Extracted text:
################

The smooth heap is a recently introduced self-adjusting heap [Kozma, Saranurak, 2018] similar to the pairing heap [Fredman, Sedgewick, Sleator, Tarjan, 1986]. The smooth heap was obtained as a heap-counterpart of Greedy BST, a binary search tree updating strategy conjectured to be instance-optimal [Lucas, 1988], [Munro, 2000]. Several adaptive properties of smooth heaps follow from this connection; moreover, the smooth heap itself has been conjectured to be instance-optimal within a certain class of heaps. Nevertheless, no general analysis of smooth heaps has existed until now, the only previous analysis showing that, when used in sorting mode (n insertions followed by n delete-min operations), smooth heaps sort n numbers in O(nlg n) time.
In this paper we describe a simpler variant of the smooth heap we call the slim heap. We give a new, self-contained analysis of smooth heaps and slim heaps in unrestricted operation, obtaining amortized bounds that match the best bounds known for self-adjusting heaps. Previous experimental work has found the pairing heap to dominate other data structures in this class in various settings. Our tests show that smooth heaps and slim heaps are competitive with pairing heaps, outperforming them in some cases, while being comparably easy to implement.

################

Recorded information:
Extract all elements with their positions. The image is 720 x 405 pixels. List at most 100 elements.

################

Exercise description:
Rewrite the paragraph of the smooth heap text that begins "In this paper we describe" as a short bulleted list that keeps its main facts. The data was drawn from a separate source.

Result of the task:
- The paper describes the slim heap, a simpler variant of the smooth heap.
- It gives a new, self-contained analysis of smooth heaps and slim heaps in unrestricted operation.
- The amortized bounds it obtains match the best bounds known for self-adjusting heaps.
- Earlier experimental work found the pairing heap to dominate other data structures in this class in various settings.
- The paper's tests show smooth heaps and slim heaps are competitive with pairing heaps and sometimes outperform them.
- Smooth heaps and slim heaps are comparably easy to implement.